» Stated goal
Transcribe each of the records below exactly, excluding all pictures.

» Entries
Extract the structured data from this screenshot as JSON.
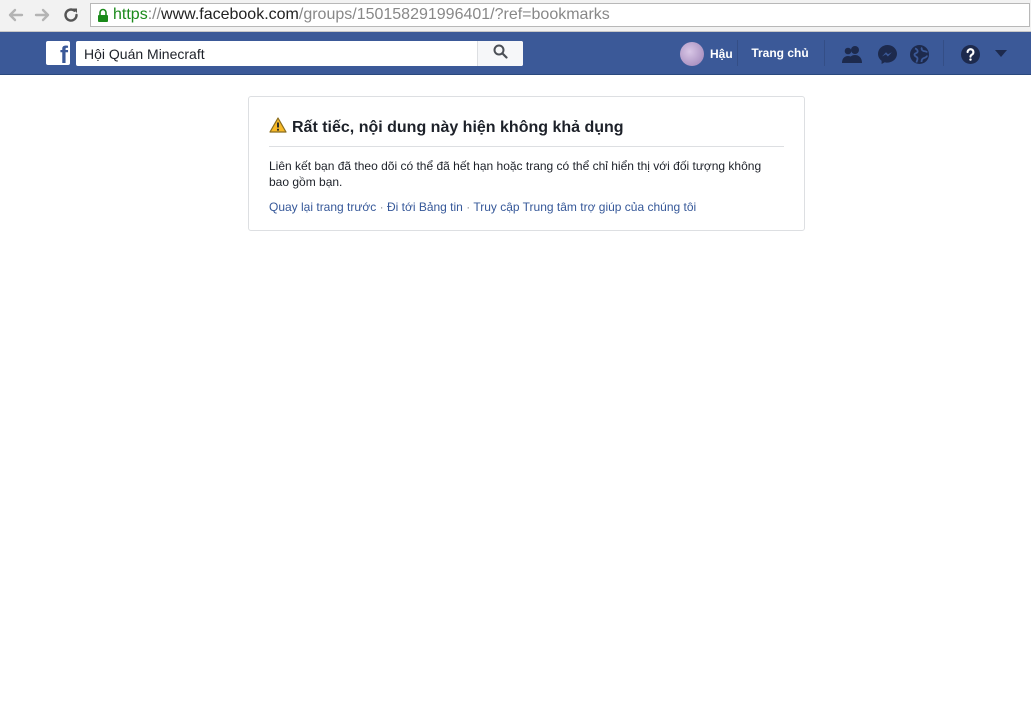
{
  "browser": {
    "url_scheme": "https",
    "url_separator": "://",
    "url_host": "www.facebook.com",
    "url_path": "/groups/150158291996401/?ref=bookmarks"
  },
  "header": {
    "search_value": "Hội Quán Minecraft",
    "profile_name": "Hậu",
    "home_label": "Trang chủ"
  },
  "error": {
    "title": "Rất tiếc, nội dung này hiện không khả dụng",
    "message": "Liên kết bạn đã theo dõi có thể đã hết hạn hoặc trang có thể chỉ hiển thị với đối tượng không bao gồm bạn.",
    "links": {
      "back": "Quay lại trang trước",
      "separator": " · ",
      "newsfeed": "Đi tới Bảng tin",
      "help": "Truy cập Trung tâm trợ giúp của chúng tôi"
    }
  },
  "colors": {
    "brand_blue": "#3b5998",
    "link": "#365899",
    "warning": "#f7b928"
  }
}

» Expected output
Extract the structured data from this screenshot as JSON.
{
  "browser": {
    "url_scheme": "https",
    "url_separator": "://",
    "url_host": "www.facebook.com",
    "url_path": "/groups/150158291996401/?ref=bookmarks"
  },
  "header": {
    "search_value": "Hội Quán Minecraft",
    "profile_name": "Hậu",
    "home_label": "Trang chủ"
  },
  "error": {
    "title": "Rất tiếc, nội dung này hiện không khả dụng",
    "message": "Liên kết bạn đã theo dõi có thể đã hết hạn hoặc trang có thể chỉ hiển thị với đối tượng không bao gồm bạn.",
    "links": {
      "back": "Quay lại trang trước",
      "separator": " · ",
      "newsfeed": "Đi tới Bảng tin",
      "help": "Truy cập Trung tâm trợ giúp của chúng tôi"
    }
  },
  "colors": {
    "brand_blue": "#3b5998",
    "link": "#365899",
    "warning": "#f7b928"
  }
}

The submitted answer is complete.